Activity list.
**a.** From the text on OpenTofu state file handling, reproduce the part between "1. .gitignore: added" and "that guidance didn't.", inclusive, switching "shell history" to "terminal history".
**b.** Continue the note on OpenTofu state file handling after its last sentence.

Neither problem was previously logged anywhere -- not the gap register, not opentofu/README.md, not .gitignore.

Fix

  1. .gitignore: added opentofu/**/*.tfstate, *.tfstate.*, .terraform/, *.tfplan, *.auto.tfvars*, and the standard Terraform override/crash-log patterns. .terraform.lock.hcl deliberately NOT excluded (provider-version pin; matches this repo's own exact-release-not- range discipline already established in versions.tf).
  2. opentofu/variables.tf: maas_api_key's description now states the plaintext-in-state caveat inline and directs to TF_VAR_maas_api_key (never -var, which lands in shell history) -- consistent with, and reinforcing, dc-dc-phase0-vcloud-prep.md Step 7's own pre-existing "never commit maas_api_key" guidance for the input side; this delivery covers the output (state) side that guidance didn't.
  3. opentofu/README.md: new "State file handling" section covering the risk and five concrete mitigations for VR1's rehearsal scope (never commit state, never pass secrets via -var, restrict file permissions, back up out-of-band per the existing ~/vault-init/-class secret discipline, and a flagged-not-decided note that local state has no locking -- a real Roosevelt/production gap, not solved here).
  4. runbooks/dc-dc-phase0-vcloud-prep.md: Step 10 (the actual first real tofu apply in this whole repo) gained a "SECURE THE STATE FILE" callout immediately after it -- chmod 700/chmod 600, a git status check that the state file shows ignored not staged, out-of-band backup, and an explicit note that this is a standing check repeated after every subsequent stage's apply, not a one-time Stage 1 step.

Dataset.

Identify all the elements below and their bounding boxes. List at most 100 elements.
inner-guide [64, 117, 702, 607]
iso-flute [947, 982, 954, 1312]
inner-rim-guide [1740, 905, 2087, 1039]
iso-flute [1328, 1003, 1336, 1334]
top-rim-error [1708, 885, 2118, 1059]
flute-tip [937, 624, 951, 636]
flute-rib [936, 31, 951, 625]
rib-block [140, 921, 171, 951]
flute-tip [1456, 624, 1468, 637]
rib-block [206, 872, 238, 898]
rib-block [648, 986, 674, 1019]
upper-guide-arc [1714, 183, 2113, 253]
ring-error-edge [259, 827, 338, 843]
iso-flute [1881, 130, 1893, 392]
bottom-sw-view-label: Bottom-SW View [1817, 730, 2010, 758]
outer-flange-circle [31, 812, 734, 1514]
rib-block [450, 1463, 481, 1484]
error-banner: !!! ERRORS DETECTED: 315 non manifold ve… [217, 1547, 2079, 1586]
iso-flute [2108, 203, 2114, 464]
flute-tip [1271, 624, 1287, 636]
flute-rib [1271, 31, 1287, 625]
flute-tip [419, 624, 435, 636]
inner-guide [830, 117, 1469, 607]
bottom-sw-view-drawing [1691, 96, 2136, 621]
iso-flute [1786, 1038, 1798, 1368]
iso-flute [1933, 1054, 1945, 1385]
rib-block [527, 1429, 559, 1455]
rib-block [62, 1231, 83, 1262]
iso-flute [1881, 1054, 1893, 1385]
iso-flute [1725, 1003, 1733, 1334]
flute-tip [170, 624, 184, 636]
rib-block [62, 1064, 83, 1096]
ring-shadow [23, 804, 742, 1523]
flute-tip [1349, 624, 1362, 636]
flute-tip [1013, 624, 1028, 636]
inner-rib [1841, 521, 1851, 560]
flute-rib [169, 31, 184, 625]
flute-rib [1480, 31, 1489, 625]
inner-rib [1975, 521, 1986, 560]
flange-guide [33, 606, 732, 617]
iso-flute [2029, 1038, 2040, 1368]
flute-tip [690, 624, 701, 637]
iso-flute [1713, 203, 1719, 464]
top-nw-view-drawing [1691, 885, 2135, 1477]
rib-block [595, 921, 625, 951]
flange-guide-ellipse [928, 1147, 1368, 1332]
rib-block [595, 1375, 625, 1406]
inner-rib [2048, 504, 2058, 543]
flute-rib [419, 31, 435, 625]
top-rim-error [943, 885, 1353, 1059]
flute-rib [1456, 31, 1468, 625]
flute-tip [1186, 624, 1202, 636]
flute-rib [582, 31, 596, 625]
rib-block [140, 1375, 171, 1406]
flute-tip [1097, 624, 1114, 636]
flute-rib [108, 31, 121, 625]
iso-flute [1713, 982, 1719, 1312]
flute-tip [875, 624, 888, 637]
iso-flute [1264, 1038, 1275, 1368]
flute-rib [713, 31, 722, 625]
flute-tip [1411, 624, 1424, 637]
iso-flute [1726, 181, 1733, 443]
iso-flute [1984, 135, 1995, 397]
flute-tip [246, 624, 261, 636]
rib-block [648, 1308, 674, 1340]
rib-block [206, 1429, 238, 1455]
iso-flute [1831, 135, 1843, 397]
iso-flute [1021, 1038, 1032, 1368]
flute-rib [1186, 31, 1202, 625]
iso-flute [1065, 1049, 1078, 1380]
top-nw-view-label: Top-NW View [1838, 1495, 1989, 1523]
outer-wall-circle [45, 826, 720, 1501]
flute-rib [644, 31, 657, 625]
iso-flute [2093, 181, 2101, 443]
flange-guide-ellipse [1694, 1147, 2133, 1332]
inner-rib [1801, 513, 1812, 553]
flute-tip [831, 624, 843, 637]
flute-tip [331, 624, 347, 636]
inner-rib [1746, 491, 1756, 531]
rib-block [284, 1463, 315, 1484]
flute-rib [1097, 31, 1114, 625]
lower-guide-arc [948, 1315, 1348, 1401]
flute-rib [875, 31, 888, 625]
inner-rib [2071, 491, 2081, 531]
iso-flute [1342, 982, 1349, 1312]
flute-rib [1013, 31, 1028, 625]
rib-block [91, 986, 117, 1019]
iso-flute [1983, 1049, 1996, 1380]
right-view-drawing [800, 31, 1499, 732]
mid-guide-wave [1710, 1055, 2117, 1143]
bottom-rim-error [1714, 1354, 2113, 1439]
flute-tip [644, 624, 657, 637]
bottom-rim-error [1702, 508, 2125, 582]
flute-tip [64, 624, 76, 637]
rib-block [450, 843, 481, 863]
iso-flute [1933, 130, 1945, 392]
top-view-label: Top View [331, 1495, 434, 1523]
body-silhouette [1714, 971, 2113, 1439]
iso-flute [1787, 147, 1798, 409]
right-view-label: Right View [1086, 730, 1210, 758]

Responses.
**a.**
1. .gitignore: added opentofu/**/*.tfstate, *.tfstate.*, .terraform/, *.tfplan, *.auto.tfvars*, and the standard Terraform override/crash-log patterns. .terraform.lock.hcl deliberately NOT excluded (provider-version pin; matches this repo's own exact-release-not- range discipline already established in versions.tf).
  2. opentofu/variables.tf: maas_api_key's description now states the plaintext-in-state caveat inline and directs to TF_VAR_maas_api_key (never -var, which lands in terminal history) -- consistent with, and reinforcing, dc-dc-phase0-vcloud-prep.md Step 7's own pre-existing "never commit maas_api_key" guidance for the input side; this delivery covers the output (state) side that guidance didn't.

**b.**
  5. runbooks/dc-dc-phase2-tofu-dc-substrate.md: Step 8 gained a short pointer back to Stage 1's callout (not a full duplicate) plus a note that Step 9 next is where this stage first needs a REAL MAAS credential to succeed.
  6. docs/dc-dc-deployment-workflow.md: added gap-register item #18 (this gap, CLOSED) and #19 (a related, still-OPEN gap found in the same review pass: no teardown/rollback runbook exists for the VR1 OpenTofu layer itself -- tracked separately, not invented as a rushed addendum here).

What this deliberately does NOT do

Migrate to a remote backend (S3-compatible + lock table, Terraform Cloud, Consul, etc.) or add real state locking. Both are production-grade infrastructure decisions appropriate for Roosevelt planning, not something to invent unilaterally for a rehearsal repo that has never run tofu for real. Flagged explicitly in the README rather than silently deferred.

Verification

bash scripts/repo-lint.sh: 0 fail, 1 documented legacy warn. No script logic changed -- .gitignore, one .tf file (description-only edit, no resource/variable type change), one README, two runbooks (prose additions), one tracker doc. No test harness applies (nothing here is executable script logic); git diff --stat confirms no .sh/.py file in this delivery.

REVERT: git checkout HEAD~ -- .gitignore opentofu/variables.tf opentofu/README.md runbooks/dc-dc-phase0-vcloud-prep.md runbooks/dc-dc-phase2-tofu-dc-substrate.md docs/dc-dc-deployment-workflow.md (safe -- no live infrastructure depends on any of these; nothing here has ever been applied against real state).

Next actionable step

Gap #19 (VR1 teardown/rollback runbook) is a separate, tracked follow-up -- see its own changelog once delivered.